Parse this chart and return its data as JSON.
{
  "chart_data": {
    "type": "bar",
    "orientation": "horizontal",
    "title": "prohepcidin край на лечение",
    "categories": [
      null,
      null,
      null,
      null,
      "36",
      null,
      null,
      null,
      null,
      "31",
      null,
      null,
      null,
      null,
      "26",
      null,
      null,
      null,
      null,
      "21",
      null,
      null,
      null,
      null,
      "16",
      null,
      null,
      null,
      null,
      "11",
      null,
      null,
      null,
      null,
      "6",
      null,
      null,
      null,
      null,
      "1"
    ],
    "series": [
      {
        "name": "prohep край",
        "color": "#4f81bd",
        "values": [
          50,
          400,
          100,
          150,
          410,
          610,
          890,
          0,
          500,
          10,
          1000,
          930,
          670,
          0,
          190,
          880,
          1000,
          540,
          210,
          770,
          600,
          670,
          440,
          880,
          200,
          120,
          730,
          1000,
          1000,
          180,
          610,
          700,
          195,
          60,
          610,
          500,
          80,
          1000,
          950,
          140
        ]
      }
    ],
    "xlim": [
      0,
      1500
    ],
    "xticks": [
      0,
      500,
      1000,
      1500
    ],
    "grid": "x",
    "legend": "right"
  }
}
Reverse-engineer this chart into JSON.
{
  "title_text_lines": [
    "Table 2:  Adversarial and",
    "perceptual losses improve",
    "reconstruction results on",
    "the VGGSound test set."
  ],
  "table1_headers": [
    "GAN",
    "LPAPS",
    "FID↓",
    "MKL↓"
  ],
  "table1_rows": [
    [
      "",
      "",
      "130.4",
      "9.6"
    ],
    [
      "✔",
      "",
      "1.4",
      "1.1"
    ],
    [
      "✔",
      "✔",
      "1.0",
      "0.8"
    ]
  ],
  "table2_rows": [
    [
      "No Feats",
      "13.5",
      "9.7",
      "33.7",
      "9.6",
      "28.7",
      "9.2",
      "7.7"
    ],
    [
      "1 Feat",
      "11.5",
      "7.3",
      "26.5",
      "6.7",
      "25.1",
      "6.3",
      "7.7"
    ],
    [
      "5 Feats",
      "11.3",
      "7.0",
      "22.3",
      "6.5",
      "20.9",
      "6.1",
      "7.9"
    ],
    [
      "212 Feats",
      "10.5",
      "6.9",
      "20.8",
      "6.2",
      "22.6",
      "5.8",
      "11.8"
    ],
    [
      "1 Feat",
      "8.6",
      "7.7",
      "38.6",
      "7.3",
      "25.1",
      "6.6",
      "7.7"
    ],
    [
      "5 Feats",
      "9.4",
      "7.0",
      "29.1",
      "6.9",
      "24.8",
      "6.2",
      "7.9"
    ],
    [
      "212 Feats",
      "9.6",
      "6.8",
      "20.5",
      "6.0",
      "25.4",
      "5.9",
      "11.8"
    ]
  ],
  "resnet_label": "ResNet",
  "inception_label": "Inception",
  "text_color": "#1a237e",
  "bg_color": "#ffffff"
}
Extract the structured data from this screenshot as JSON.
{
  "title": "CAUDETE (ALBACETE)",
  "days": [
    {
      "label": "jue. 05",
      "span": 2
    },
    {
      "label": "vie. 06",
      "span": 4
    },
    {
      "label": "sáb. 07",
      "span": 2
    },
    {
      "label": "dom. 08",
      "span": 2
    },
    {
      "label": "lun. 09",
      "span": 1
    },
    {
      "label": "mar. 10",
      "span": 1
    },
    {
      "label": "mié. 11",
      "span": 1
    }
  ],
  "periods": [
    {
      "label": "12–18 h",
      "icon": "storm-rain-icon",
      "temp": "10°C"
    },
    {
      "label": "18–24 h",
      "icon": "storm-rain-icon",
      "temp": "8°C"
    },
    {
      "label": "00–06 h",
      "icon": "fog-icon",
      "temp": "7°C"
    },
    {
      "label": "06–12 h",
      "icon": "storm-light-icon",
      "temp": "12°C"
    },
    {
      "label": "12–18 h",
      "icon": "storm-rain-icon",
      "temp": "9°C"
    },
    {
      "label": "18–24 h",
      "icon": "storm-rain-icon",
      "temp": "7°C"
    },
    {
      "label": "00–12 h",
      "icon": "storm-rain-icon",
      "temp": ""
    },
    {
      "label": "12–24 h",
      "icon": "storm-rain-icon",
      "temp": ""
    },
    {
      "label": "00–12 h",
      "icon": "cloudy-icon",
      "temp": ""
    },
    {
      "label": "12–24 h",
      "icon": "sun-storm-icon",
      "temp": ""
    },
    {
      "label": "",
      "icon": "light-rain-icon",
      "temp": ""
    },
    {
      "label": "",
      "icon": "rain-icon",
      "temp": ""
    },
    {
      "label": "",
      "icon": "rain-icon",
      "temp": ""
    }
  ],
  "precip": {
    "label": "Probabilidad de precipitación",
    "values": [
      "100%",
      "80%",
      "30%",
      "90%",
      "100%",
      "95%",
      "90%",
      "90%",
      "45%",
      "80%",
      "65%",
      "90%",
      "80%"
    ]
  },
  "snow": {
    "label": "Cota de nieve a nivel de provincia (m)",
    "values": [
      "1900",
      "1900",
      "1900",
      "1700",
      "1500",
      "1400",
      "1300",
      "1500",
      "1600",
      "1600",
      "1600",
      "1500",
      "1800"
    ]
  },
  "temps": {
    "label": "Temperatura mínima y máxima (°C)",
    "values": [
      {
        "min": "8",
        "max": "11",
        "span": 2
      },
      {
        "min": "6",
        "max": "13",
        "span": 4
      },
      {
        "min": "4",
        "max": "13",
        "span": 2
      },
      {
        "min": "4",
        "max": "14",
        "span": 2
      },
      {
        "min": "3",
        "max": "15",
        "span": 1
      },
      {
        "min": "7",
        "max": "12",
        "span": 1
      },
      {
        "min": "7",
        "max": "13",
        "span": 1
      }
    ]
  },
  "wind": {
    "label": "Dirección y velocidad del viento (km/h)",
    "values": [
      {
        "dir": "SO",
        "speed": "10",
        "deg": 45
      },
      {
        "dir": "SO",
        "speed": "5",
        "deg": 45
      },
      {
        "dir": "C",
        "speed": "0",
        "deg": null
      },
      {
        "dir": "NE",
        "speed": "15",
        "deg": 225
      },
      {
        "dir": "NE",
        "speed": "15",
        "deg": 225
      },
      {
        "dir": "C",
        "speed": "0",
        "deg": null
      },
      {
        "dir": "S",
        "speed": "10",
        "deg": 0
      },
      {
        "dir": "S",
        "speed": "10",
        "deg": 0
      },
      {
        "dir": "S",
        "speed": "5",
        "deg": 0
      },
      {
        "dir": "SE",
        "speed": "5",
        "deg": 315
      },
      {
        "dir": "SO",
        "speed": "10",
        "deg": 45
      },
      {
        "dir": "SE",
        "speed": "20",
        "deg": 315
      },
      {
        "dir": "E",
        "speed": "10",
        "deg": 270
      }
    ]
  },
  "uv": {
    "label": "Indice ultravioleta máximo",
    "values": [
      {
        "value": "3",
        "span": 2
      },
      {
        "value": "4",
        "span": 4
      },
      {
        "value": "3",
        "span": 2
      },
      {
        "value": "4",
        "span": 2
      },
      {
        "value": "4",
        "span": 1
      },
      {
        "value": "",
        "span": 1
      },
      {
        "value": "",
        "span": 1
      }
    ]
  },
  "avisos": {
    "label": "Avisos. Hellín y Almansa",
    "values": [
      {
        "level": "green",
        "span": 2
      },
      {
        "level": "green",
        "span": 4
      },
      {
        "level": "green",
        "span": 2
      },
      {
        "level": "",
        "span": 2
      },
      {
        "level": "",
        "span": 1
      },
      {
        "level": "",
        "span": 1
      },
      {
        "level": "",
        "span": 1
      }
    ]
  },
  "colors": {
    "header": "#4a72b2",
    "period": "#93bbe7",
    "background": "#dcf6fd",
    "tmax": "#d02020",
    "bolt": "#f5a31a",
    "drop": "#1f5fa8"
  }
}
• • • •
Report all lines of the data that include the word "JSON".

**Answer for this exercise:**
Parse this chart and return its data as JSON.
Reverse-engineer this chart into JSON.
Extract the structured data from this screenshot as JSON.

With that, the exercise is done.